(Raw records)

------------------------------------------------------------

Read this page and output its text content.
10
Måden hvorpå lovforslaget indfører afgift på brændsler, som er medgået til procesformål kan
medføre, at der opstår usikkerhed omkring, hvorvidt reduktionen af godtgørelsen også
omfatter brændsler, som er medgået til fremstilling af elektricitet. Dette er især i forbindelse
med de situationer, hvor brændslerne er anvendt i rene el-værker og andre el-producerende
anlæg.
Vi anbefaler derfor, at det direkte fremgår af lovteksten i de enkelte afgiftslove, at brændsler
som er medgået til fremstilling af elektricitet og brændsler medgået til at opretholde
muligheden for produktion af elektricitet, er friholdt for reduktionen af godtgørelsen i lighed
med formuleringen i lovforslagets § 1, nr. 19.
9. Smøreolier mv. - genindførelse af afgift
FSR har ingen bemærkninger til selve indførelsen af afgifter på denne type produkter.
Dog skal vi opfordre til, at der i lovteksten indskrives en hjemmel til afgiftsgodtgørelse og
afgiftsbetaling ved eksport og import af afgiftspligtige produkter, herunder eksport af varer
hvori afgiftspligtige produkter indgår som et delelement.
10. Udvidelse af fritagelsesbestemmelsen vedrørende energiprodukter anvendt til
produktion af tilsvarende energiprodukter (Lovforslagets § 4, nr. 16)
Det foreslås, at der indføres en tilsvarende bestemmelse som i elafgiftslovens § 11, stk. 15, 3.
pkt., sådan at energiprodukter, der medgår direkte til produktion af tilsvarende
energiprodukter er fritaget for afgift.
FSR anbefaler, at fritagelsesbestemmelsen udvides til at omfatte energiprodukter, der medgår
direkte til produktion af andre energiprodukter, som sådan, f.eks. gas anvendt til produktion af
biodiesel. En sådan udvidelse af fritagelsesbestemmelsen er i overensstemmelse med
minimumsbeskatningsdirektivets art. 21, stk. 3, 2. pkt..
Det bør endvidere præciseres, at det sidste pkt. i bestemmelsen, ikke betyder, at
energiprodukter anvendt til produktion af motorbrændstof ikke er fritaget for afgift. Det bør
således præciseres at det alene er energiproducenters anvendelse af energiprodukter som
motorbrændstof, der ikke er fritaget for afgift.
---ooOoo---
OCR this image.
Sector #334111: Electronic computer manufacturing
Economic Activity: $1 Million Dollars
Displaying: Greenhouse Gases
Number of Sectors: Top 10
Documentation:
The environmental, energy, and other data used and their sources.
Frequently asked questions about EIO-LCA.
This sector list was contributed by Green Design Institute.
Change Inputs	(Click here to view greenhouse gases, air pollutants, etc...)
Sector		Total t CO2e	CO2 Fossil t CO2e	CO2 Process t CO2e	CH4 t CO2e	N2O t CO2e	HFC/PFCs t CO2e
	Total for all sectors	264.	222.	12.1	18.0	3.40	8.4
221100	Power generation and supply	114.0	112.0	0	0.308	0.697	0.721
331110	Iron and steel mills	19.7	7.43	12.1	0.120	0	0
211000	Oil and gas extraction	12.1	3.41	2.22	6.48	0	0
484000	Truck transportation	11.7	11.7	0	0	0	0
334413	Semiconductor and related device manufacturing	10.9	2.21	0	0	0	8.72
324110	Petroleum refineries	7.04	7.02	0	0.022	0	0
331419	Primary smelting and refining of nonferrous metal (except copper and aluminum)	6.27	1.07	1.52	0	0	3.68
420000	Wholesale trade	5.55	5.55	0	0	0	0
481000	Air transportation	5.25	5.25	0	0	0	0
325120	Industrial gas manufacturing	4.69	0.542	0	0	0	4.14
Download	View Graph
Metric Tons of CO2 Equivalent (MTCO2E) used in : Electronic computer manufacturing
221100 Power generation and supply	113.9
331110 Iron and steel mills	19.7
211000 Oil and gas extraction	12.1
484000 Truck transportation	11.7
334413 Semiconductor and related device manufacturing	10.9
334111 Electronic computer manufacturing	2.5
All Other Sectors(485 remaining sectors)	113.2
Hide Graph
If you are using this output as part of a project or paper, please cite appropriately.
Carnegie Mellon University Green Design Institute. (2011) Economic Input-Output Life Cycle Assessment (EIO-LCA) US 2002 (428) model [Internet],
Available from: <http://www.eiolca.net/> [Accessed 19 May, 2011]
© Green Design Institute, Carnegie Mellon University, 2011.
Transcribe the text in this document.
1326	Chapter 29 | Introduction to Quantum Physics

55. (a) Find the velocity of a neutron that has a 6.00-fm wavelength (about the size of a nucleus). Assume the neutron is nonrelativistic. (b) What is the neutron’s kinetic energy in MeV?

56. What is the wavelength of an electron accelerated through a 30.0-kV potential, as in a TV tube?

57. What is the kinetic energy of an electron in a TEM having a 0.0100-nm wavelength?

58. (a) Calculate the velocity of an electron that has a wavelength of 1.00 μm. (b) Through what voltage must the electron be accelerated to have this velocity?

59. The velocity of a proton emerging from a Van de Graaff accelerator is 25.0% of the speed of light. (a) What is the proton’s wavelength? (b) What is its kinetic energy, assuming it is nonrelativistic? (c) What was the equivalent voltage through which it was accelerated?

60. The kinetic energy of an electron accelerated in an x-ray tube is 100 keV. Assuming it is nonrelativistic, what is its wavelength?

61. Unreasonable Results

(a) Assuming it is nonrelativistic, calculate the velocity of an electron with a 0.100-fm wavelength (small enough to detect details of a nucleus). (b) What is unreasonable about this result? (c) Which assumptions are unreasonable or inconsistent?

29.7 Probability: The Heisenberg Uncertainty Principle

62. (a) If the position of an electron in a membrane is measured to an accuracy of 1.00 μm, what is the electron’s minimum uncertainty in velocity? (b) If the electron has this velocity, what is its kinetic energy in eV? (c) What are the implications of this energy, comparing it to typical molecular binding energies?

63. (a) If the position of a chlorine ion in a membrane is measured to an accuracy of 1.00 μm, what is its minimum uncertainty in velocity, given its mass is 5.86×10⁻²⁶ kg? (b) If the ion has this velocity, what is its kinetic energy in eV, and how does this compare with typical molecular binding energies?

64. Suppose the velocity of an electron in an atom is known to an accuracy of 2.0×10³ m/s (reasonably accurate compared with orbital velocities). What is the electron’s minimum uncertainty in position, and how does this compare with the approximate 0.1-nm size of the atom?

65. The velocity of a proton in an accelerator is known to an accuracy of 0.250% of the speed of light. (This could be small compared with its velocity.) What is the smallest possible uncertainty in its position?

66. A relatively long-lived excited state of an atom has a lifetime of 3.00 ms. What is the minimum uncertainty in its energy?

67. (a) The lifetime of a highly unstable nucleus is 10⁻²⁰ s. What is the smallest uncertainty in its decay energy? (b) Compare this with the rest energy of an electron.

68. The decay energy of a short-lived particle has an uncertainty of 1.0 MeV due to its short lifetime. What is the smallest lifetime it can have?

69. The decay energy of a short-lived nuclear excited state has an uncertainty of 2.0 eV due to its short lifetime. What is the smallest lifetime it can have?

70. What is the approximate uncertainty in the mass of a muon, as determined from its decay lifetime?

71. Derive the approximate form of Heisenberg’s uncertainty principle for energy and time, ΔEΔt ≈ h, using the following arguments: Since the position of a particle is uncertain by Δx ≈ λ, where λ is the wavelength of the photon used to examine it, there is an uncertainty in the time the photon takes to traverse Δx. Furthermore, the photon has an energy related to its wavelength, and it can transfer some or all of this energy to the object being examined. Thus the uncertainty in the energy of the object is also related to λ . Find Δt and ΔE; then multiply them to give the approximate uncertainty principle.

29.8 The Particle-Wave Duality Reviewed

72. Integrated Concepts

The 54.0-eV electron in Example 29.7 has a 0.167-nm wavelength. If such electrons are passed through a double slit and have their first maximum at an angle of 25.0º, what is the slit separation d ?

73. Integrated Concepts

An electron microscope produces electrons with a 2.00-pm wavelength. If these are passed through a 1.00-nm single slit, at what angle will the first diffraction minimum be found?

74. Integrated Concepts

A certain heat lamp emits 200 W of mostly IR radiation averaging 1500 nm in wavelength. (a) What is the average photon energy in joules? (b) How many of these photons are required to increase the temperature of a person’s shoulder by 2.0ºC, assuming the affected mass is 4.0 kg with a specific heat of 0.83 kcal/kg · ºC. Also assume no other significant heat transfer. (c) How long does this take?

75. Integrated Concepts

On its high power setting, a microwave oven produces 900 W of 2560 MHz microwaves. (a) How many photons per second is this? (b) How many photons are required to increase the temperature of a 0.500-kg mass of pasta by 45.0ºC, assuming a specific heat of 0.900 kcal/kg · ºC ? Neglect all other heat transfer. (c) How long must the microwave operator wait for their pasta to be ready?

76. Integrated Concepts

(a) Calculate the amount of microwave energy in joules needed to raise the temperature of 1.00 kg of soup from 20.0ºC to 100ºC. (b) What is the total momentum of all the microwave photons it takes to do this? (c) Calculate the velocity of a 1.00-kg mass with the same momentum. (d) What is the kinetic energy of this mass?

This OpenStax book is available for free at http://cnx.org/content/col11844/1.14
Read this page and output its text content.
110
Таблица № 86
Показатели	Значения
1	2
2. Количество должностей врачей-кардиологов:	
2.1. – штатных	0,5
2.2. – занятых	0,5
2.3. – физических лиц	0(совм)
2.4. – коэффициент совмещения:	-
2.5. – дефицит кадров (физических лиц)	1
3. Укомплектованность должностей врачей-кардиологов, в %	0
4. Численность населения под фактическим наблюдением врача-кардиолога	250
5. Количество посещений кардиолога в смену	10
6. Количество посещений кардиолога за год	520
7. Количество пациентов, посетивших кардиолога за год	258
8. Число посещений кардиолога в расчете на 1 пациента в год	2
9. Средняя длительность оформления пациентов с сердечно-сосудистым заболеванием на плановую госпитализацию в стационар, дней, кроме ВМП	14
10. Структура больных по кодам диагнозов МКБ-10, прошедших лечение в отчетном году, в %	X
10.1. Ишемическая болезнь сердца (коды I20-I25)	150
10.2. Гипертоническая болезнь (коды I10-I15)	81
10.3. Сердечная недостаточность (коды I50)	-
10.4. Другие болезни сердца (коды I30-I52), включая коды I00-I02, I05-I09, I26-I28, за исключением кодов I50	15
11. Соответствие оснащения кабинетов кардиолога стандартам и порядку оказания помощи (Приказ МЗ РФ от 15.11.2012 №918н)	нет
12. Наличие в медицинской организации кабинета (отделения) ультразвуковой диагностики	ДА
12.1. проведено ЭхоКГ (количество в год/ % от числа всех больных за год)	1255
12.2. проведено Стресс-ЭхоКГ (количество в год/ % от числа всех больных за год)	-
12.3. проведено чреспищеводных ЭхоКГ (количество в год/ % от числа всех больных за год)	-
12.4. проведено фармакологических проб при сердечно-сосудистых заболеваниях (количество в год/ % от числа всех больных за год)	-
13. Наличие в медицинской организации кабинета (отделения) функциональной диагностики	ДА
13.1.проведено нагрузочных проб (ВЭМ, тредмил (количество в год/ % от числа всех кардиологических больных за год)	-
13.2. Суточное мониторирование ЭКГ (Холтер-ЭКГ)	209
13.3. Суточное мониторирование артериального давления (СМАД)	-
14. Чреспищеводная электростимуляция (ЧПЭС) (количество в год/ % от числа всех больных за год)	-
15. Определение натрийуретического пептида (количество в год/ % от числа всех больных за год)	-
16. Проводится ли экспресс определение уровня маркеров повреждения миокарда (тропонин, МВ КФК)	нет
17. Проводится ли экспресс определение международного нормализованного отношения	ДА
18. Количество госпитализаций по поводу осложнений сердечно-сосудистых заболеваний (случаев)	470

------------------------------------------------------------

> STATED PROBLEM: Look over the records above and copy each line that includes the string "медицинской".

> SOLUTION BELOW:
12. Наличие в медицинской организации кабинета (отделения) ультразвуковой диагностики	ДА
13. Наличие в медицинской организации кабинета (отделения) функциональной диагностики	ДА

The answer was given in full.